Your objective:
Read the records below. Copy each line where the string "lefelé" occurs.

Data for this exercise:

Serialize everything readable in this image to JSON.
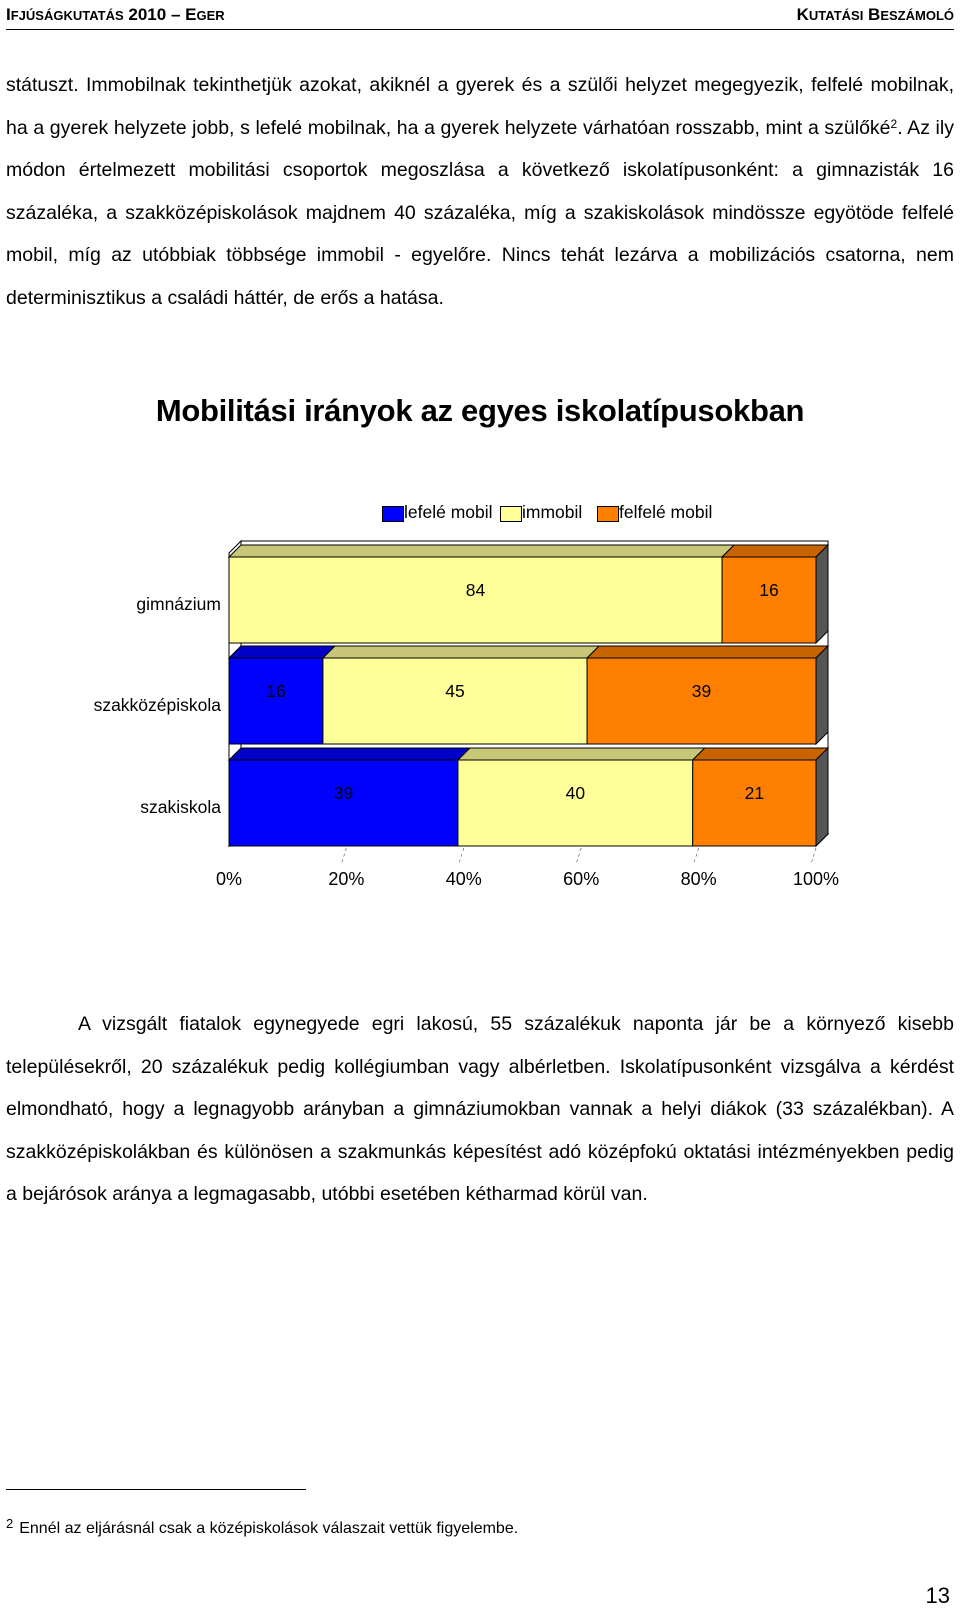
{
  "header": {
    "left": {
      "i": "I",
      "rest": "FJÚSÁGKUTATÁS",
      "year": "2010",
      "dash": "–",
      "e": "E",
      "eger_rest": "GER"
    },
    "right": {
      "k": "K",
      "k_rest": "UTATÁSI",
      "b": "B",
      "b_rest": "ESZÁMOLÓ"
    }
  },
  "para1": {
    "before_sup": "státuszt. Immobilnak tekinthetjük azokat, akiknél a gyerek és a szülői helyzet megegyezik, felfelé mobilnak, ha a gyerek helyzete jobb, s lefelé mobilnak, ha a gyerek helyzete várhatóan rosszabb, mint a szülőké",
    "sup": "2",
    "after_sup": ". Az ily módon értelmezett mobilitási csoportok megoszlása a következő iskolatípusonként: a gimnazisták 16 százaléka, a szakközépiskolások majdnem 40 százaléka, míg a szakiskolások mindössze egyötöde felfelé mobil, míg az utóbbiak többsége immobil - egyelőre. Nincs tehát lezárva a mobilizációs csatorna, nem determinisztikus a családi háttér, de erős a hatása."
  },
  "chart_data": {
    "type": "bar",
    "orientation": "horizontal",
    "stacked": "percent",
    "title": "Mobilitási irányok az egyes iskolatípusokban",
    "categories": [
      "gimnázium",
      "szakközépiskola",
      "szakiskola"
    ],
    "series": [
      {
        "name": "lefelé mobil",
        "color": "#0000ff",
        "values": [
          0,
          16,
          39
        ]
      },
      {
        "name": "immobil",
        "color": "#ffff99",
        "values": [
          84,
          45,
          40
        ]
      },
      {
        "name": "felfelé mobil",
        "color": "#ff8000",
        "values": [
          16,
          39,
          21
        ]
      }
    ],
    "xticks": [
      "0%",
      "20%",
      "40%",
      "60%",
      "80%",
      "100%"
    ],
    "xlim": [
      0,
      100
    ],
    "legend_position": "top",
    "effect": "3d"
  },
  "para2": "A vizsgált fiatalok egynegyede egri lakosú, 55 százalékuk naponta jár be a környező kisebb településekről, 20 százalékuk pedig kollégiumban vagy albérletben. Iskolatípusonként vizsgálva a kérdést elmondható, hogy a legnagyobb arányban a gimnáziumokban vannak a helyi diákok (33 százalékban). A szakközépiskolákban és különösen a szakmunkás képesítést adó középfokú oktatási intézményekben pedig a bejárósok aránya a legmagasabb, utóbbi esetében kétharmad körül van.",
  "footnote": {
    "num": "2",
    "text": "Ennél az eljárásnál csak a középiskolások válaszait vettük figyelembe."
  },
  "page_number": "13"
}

Problem solution:
    "before_sup": "státuszt. Immobilnak tekinthetjük azokat, akiknél a gyerek és a szülői helyzet megegyezik, felfelé mobilnak, ha a gyerek helyzete jobb, s lefelé mobilnak, ha a gyerek helyzete várhatóan rosszabb, mint a szülőké",
        "name": "lefelé mobil",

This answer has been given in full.